─── Records for processing

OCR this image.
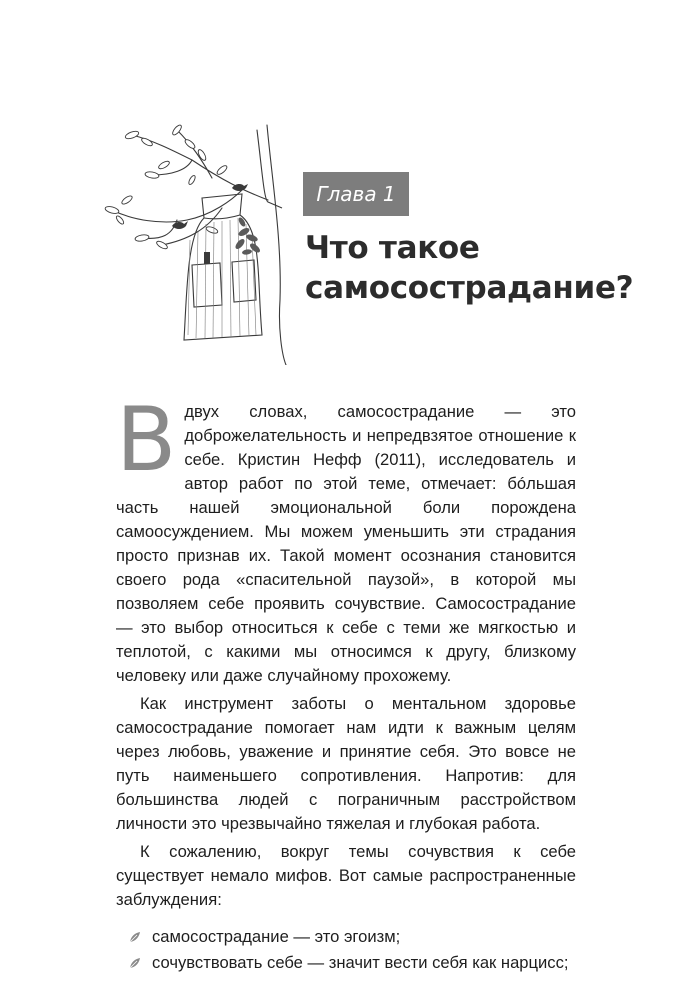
Глава 1
Что такое
самосострадание?

Вдвух словах, самосострадание — это доброжелательность и непредвзятое отношение к себе. Кристин Нефф (2011), исследователь и автор работ по этой теме, отмечает: бóльшая часть нашей эмоциональной боли порождена самоосуждением. Мы можем уменьшить эти страдания просто признав их. Такой момент осознания становится своего рода «спасительной паузой», в которой мы позволяем себе проявить сочувствие. Самосострадание — это выбор относиться к себе с теми же мягкостью и теплотой, с какими мы относимся к другу, близкому человеку или даже случайному прохожему.

Как инструмент заботы о ментальном здоровье самосострадание помогает нам идти к важным целям через любовь, уважение и принятие себя. Это вовсе не путь наименьшего сопротивления. Напротив: для большинства людей с пограничным расстройством личности это чрезвычайно тяжелая и глубокая работа.

К сожалению, вокруг темы сочувствия к себе существует немало мифов. Вот самые распространенные заблуждения:

самосострадание — это эгоизм;
сочувствовать себе — значит вести себя как нарцисс;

──────

__What you have to do__: Work out how many lines above have the string "себя" in them, and give only the number.

__Full answer__: 2